- _The exercise_: Read the material below. Count the lines containing "this" and give that count alone.

- _Entries shown_:
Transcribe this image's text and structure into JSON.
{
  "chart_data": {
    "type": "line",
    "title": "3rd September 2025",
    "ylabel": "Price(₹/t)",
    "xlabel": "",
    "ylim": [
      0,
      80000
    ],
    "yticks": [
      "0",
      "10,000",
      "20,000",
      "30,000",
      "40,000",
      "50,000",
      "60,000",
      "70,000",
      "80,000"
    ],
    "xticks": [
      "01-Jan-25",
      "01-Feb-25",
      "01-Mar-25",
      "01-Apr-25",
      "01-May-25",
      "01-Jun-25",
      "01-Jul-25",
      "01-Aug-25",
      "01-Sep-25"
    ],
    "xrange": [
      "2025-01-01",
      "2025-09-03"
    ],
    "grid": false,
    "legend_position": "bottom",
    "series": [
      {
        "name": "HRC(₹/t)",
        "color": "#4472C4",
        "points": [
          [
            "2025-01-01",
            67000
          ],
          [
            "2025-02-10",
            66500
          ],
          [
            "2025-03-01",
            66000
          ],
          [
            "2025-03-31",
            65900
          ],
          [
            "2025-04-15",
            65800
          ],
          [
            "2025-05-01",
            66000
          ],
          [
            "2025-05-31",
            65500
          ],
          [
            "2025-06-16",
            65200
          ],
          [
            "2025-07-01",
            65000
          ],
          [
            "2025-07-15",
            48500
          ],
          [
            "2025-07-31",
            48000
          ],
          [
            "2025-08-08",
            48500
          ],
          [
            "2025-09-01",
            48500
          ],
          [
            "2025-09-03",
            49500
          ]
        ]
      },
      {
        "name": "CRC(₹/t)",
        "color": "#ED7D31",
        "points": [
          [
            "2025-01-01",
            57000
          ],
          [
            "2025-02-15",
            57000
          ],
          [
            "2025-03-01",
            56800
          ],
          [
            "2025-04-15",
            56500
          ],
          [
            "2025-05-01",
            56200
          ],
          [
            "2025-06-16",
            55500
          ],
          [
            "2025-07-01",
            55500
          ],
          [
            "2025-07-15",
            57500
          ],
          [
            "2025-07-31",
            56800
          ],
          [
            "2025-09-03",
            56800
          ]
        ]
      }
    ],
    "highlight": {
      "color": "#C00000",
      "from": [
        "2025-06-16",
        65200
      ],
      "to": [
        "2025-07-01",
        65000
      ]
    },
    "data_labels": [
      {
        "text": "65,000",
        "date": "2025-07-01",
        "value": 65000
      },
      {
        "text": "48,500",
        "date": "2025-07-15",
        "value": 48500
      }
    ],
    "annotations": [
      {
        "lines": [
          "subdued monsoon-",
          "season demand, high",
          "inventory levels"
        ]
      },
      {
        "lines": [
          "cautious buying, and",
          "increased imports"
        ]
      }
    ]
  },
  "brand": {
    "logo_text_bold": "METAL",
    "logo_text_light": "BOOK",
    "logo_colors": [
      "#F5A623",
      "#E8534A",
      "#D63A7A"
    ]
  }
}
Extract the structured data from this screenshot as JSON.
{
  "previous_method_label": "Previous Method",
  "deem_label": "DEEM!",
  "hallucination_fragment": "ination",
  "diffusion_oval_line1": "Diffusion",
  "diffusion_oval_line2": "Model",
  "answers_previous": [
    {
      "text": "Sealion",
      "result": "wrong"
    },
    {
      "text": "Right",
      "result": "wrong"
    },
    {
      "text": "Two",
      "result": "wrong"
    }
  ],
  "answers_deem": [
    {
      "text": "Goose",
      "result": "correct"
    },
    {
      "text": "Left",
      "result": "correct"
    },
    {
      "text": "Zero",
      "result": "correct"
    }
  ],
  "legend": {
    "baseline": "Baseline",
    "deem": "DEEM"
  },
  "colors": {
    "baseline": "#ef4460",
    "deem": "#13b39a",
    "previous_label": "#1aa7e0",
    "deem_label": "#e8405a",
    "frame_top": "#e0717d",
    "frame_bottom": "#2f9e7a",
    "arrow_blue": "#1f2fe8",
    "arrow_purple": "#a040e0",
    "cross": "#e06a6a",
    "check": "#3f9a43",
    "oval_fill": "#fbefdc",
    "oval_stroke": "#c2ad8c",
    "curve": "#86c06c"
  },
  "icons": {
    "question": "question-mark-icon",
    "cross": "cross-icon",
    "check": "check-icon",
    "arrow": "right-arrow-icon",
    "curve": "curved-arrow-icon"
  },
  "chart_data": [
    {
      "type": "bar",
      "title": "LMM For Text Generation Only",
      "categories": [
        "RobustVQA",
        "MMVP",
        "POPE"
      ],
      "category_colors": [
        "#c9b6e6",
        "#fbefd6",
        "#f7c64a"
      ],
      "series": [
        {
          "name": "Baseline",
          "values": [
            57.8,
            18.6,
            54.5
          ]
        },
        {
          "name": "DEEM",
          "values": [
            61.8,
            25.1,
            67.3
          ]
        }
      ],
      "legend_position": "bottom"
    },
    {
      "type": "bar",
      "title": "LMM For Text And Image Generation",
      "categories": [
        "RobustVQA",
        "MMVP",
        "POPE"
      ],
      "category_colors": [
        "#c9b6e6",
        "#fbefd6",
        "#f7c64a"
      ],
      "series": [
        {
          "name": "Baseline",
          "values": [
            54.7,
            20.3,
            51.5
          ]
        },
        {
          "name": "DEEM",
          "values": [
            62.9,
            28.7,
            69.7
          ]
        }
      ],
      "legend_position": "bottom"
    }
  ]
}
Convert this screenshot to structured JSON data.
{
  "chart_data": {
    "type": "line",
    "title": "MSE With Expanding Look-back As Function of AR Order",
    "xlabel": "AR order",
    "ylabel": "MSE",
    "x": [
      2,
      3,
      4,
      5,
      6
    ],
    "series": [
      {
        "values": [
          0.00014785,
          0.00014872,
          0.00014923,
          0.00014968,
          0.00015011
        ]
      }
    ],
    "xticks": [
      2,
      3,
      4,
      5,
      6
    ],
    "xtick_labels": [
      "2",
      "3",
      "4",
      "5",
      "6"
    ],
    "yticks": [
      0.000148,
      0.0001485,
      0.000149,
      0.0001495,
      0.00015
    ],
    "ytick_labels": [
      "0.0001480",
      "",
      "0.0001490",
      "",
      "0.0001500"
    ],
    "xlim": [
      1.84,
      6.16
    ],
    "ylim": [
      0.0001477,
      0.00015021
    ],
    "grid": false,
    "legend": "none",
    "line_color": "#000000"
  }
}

- _Task response_: 3